## Aim
Give the number of lines holding the string "equals", and nothing else.

--- Begin Task input ---

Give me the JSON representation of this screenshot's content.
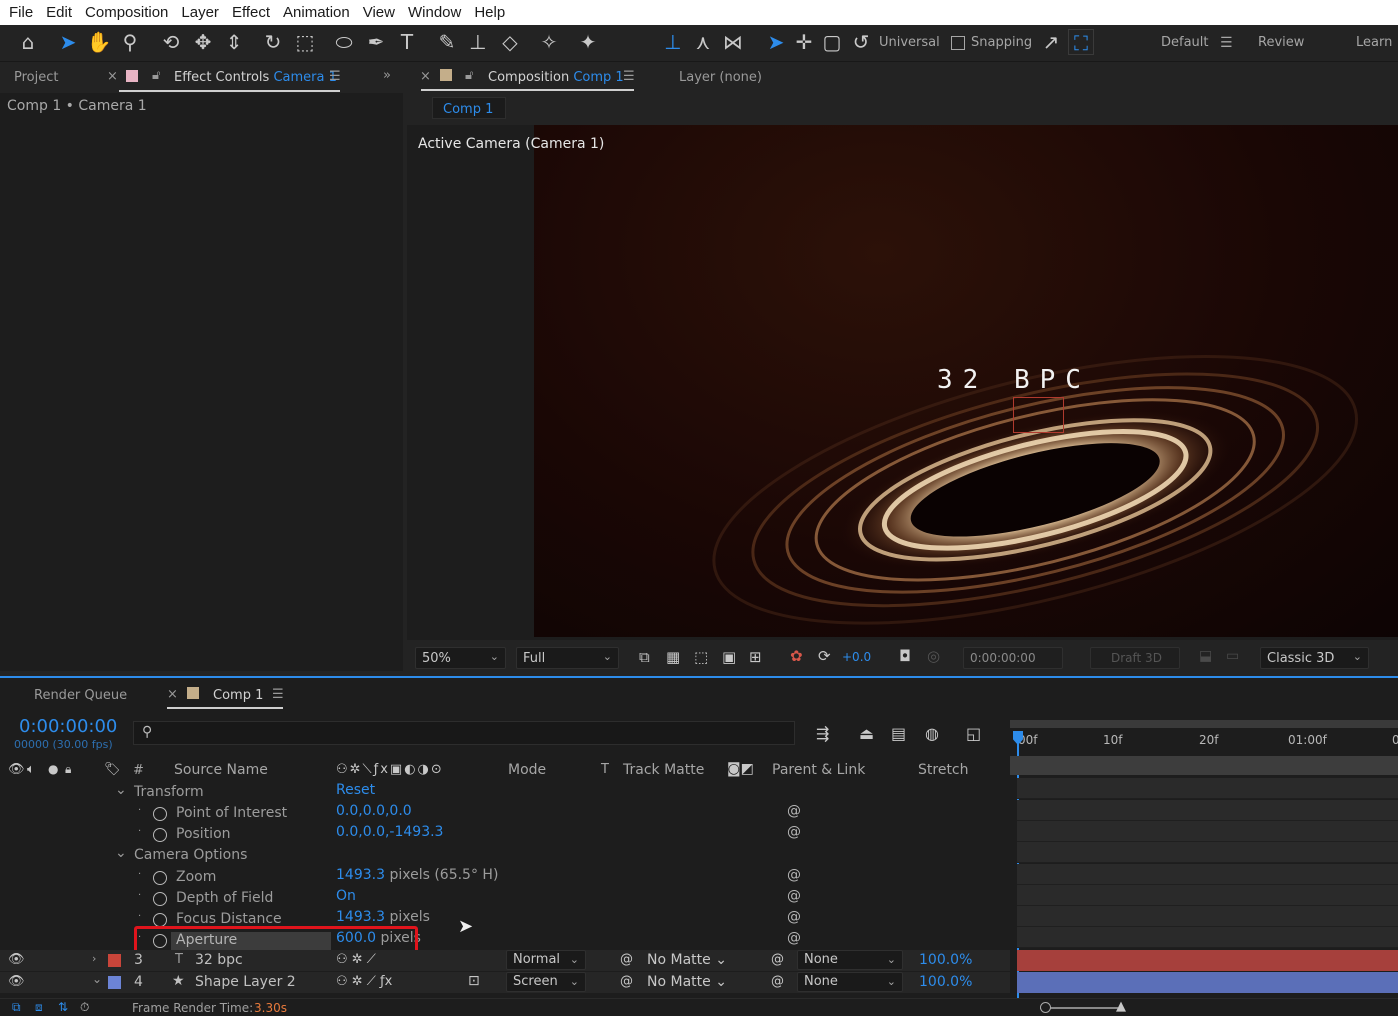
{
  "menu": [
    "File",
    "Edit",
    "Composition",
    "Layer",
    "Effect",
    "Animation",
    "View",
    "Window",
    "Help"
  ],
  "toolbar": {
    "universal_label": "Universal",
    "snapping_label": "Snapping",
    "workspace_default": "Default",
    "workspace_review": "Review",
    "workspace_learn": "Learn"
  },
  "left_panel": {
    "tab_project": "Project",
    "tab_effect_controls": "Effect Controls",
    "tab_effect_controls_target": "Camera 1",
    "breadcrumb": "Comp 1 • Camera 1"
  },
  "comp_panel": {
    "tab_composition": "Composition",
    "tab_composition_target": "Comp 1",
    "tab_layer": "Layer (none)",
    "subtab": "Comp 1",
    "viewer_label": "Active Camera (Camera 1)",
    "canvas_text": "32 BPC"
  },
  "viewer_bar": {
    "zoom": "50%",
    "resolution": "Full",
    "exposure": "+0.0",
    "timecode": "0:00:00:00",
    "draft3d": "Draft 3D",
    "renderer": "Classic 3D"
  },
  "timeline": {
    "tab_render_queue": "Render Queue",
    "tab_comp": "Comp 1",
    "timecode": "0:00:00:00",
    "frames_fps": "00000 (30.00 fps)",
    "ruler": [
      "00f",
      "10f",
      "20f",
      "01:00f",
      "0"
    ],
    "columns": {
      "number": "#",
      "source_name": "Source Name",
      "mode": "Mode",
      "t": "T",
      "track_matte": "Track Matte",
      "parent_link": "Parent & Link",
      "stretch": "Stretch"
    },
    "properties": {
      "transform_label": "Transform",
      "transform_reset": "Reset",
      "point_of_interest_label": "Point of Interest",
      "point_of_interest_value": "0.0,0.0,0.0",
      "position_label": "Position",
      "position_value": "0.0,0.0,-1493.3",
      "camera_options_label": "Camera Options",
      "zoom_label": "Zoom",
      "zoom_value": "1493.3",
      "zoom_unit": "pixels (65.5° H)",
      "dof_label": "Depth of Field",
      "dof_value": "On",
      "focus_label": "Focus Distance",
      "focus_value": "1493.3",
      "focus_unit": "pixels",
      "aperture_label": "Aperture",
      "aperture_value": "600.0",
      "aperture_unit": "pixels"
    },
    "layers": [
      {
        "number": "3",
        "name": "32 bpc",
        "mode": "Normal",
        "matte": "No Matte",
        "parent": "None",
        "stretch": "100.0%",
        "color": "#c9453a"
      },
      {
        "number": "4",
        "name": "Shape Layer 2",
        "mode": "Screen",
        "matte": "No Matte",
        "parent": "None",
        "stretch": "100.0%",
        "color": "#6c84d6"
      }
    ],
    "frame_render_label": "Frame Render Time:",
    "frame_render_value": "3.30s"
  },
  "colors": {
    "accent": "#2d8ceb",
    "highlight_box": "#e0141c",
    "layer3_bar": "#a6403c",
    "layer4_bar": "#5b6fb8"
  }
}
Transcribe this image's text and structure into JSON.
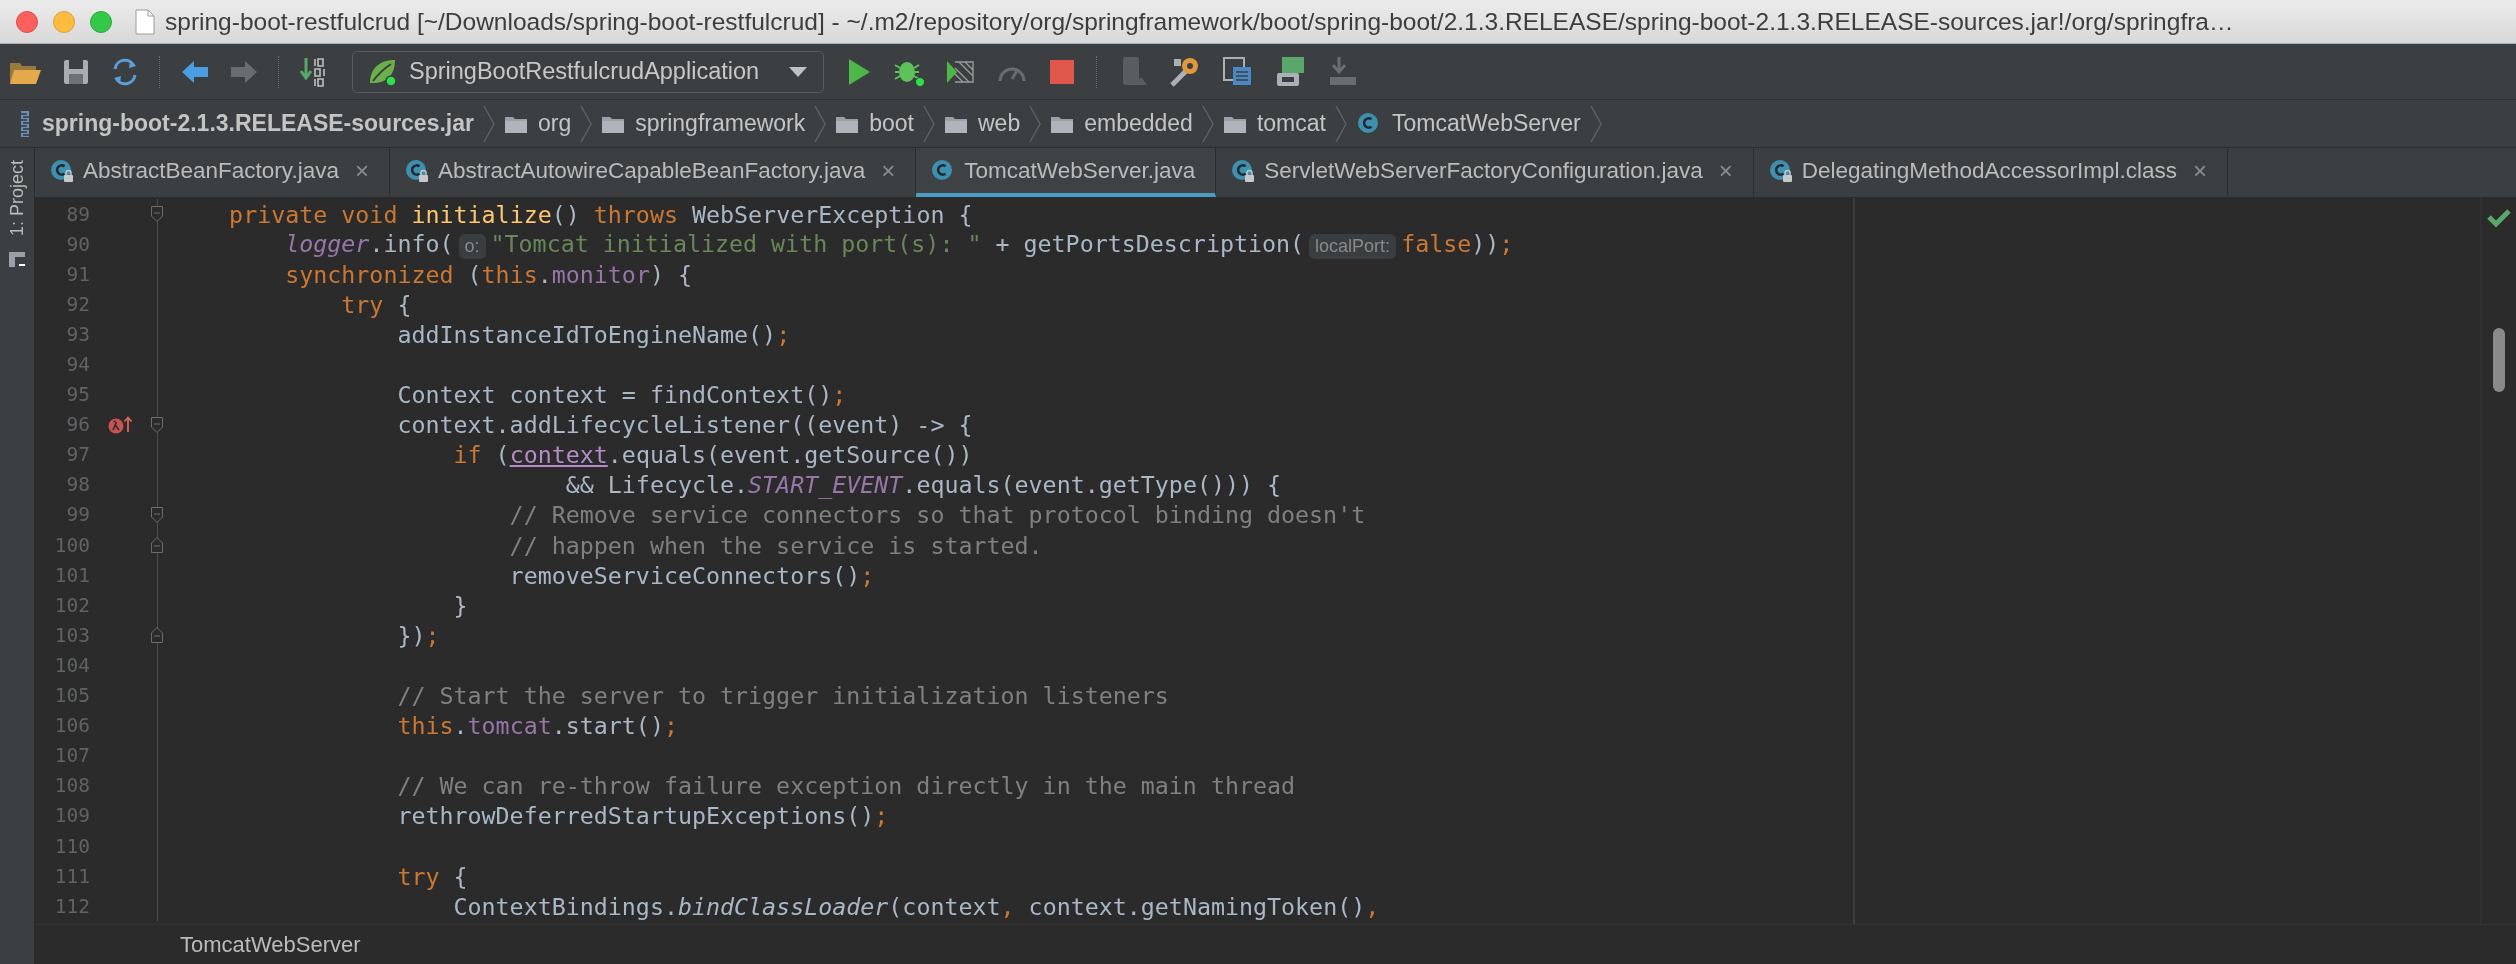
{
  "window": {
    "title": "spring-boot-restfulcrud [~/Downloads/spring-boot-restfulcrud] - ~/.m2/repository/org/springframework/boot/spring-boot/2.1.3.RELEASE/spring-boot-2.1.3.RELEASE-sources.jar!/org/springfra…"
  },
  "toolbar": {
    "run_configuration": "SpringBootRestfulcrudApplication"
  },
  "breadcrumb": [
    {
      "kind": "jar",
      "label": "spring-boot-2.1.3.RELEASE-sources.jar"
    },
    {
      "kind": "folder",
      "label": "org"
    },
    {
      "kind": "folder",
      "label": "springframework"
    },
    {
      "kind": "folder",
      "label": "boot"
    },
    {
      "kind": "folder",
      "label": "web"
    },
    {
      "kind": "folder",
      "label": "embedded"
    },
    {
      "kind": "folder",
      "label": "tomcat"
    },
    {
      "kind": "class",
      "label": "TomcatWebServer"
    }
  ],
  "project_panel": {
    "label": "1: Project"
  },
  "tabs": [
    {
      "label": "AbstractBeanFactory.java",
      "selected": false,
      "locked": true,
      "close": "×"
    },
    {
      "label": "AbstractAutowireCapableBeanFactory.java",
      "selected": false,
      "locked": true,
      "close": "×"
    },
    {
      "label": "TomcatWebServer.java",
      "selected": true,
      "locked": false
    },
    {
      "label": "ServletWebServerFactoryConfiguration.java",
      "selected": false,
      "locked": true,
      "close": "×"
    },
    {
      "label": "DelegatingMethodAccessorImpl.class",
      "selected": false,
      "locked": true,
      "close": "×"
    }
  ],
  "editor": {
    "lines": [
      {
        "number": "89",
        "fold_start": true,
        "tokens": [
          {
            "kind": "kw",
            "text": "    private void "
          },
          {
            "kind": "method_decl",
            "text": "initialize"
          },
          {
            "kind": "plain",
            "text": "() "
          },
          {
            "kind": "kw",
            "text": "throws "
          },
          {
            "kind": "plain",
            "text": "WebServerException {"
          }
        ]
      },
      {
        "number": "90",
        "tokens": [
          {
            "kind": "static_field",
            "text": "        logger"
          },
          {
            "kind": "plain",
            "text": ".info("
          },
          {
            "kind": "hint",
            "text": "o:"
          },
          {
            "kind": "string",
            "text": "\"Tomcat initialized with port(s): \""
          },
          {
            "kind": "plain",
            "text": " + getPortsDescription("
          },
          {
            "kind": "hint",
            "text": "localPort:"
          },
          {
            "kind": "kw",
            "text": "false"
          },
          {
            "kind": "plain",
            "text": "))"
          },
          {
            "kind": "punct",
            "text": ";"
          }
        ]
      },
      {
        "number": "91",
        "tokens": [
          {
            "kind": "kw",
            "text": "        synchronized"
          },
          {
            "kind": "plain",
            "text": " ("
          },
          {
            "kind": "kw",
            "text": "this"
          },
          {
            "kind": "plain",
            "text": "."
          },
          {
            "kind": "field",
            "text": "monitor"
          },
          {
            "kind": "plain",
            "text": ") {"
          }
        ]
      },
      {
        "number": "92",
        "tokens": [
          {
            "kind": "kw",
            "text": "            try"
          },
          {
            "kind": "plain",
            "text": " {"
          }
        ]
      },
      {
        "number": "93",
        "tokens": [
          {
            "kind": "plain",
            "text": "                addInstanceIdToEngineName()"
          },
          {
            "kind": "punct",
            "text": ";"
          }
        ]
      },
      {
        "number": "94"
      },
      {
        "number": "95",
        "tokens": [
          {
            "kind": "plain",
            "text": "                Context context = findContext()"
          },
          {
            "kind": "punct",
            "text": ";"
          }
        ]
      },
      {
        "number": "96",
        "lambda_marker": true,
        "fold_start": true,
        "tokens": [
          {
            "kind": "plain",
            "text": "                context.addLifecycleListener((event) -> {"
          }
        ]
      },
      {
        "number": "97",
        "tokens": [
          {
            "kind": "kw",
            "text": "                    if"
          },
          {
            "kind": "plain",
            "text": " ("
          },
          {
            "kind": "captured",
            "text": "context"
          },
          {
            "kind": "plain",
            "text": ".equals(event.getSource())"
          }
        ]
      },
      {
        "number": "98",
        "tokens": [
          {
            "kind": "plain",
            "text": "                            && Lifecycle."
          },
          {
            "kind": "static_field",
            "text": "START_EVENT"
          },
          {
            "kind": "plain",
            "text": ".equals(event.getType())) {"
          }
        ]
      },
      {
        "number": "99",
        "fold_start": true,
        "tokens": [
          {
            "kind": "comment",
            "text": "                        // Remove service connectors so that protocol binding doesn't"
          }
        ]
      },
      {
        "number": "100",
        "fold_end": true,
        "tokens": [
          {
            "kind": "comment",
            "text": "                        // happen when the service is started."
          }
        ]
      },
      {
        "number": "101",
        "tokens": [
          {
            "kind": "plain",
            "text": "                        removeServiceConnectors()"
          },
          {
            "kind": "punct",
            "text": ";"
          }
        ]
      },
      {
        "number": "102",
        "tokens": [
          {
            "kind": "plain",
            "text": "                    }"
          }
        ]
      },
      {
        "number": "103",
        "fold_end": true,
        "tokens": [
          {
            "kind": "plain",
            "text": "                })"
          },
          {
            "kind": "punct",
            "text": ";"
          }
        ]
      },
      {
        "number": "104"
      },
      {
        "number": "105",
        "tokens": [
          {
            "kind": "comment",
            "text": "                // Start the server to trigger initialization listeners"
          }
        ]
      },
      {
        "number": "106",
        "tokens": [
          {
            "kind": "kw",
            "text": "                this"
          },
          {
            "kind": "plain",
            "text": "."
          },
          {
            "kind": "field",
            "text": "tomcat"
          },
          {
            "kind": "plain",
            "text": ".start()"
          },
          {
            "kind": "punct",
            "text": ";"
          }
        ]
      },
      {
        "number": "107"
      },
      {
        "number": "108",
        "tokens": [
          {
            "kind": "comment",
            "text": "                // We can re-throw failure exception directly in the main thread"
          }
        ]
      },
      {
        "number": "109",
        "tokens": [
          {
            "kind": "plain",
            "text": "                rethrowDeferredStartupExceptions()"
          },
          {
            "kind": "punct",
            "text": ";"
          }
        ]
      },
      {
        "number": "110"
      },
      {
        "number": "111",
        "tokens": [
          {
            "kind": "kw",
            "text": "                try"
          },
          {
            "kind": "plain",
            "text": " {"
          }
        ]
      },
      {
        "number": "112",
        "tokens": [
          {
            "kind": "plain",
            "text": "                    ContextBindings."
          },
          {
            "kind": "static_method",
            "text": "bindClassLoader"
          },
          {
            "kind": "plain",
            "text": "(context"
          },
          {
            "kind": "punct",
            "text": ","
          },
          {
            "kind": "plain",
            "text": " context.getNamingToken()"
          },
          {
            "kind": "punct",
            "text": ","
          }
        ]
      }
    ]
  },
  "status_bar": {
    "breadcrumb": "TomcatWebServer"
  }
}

--- End Task input ---

## Response
2